** Begin Given information **

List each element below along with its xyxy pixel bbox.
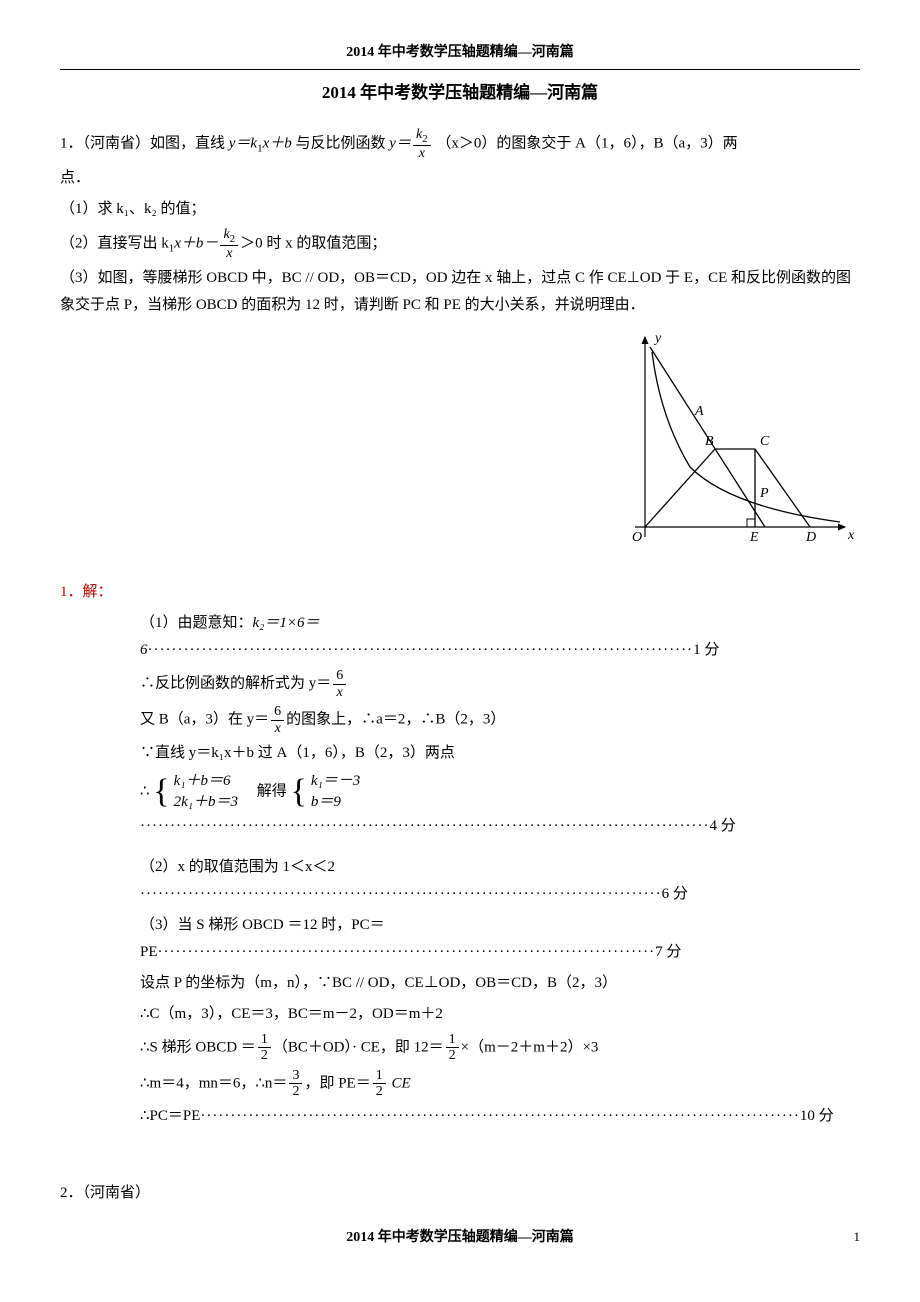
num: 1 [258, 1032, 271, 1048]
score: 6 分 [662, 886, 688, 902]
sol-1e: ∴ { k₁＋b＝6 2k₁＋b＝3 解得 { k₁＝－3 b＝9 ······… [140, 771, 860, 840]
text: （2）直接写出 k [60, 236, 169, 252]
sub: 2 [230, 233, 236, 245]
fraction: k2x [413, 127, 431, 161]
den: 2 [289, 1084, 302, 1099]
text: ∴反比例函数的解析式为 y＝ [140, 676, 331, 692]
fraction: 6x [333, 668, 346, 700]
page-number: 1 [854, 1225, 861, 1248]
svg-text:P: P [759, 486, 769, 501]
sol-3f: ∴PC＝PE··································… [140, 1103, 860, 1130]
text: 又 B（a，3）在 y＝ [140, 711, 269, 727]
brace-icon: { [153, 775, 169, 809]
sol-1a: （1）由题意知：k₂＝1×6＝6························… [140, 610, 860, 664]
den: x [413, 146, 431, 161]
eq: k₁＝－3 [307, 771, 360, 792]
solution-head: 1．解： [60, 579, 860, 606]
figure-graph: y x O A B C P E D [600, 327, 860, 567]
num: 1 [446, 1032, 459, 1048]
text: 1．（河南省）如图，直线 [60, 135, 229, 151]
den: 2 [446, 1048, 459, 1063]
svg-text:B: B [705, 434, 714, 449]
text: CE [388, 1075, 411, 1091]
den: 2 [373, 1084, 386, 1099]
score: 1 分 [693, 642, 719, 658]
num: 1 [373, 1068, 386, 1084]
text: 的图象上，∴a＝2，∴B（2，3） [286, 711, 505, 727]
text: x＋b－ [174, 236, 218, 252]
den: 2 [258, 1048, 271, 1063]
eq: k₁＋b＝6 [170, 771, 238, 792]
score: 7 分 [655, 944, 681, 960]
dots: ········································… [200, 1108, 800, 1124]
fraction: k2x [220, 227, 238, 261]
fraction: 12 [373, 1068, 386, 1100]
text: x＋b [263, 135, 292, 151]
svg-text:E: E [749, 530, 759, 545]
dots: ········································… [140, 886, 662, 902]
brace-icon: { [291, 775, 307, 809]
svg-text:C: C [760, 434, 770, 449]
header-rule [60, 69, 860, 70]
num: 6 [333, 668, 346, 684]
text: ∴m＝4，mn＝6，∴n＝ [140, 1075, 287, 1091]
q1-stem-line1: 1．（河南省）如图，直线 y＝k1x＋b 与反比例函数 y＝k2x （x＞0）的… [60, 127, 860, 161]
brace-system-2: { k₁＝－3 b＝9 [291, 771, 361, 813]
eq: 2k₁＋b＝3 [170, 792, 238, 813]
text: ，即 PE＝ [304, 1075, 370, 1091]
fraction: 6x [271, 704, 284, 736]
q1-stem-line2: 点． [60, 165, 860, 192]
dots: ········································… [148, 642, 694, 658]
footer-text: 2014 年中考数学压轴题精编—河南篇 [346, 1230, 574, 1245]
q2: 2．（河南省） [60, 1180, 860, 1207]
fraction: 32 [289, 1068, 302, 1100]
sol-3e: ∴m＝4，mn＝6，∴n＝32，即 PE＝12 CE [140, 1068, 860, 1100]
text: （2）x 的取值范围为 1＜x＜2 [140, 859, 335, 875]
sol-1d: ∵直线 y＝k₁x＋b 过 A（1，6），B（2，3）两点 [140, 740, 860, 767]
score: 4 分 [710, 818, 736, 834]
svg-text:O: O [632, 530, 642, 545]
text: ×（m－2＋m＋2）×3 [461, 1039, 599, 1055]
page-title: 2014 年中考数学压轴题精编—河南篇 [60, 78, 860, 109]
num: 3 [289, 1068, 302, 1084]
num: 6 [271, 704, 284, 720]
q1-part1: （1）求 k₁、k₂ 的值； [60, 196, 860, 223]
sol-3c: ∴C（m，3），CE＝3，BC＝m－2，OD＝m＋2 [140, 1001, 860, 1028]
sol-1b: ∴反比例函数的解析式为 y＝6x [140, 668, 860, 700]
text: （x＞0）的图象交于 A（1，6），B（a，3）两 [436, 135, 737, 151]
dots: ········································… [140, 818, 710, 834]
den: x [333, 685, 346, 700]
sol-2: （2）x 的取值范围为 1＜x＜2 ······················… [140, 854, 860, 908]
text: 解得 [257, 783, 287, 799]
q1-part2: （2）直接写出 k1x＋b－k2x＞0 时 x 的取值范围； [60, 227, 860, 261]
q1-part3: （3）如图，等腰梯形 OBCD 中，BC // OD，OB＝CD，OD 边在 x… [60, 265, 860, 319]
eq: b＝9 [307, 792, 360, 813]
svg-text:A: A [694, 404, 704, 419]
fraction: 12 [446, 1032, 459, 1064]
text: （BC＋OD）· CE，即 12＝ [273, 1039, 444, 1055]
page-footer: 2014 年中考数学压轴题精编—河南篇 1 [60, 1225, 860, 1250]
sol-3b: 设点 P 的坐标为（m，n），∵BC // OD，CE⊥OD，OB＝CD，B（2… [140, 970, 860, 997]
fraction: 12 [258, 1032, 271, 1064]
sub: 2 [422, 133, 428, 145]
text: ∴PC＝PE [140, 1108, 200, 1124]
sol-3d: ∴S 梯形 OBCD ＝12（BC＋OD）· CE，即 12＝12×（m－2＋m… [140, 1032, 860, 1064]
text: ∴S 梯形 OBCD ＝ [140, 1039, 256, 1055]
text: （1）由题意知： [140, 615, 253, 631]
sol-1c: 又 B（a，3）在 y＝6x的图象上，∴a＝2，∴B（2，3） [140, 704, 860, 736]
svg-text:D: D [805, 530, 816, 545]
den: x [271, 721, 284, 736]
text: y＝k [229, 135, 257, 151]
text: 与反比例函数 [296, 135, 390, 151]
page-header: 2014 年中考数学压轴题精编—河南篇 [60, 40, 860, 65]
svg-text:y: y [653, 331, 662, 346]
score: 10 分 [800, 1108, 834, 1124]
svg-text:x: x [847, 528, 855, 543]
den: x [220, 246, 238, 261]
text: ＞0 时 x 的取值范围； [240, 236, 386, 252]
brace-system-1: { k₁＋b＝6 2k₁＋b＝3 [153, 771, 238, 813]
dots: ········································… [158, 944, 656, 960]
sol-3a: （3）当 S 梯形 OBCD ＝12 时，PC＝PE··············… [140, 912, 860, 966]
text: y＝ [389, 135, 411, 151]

** End Given information **
** Begin Given information **

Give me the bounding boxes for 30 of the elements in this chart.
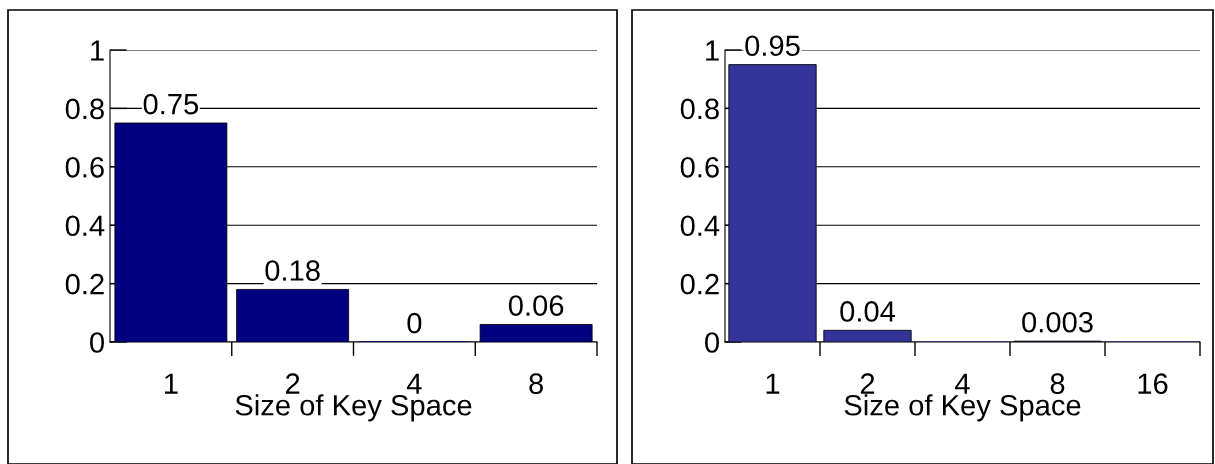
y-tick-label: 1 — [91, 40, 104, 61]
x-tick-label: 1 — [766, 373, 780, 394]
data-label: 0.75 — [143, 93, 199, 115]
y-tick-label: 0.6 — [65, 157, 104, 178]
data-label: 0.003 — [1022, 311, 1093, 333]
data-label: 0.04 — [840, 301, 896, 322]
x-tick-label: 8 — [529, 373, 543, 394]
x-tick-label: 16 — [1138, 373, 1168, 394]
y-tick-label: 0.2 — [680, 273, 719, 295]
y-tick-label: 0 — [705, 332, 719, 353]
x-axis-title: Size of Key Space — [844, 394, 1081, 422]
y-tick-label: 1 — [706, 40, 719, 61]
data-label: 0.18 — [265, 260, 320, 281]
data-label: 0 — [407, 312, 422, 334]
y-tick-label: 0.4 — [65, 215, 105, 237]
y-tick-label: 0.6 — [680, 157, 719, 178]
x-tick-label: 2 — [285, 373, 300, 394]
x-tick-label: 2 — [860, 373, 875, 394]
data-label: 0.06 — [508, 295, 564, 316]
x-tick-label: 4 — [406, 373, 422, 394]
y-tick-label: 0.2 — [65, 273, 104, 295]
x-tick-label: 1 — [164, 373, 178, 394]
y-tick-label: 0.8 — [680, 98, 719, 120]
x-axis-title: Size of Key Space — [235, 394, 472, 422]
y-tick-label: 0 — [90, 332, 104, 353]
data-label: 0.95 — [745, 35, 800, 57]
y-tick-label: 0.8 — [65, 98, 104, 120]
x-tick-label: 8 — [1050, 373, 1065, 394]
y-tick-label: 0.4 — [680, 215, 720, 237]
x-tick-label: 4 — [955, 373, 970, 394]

** End Given information **

Task statement:
Copy the lines of the records verbatim, starting at the line that has "num: 1 [258, 1032, 271, 1048]" and stopping after the line that has "775, 169, 809]".

Task answer:
num: 1 [258, 1032, 271, 1048]
score: 6 分 [662, 886, 688, 902]
sol-1e: ∴ { k₁＋b＝6 2k₁＋b＝3 解得 { k₁＝－3 b＝9 ······… [140, 771, 860, 840]
text: （2）直接写出 k [60, 236, 169, 252]
sub: 2 [230, 233, 236, 245]
fraction: k2x [413, 127, 431, 161]
den: 2 [289, 1084, 302, 1099]
text: ∴反比例函数的解析式为 y＝ [140, 676, 331, 692]
fraction: 6x [333, 668, 346, 700]
page-number: 1 [854, 1225, 861, 1248]
svg-text:P: P [759, 486, 769, 501]
sol-3f: ∴PC＝PE··································… [140, 1103, 860, 1130]
text: 又 B（a，3）在 y＝ [140, 711, 269, 727]
brace-icon: { [153, 775, 169, 809]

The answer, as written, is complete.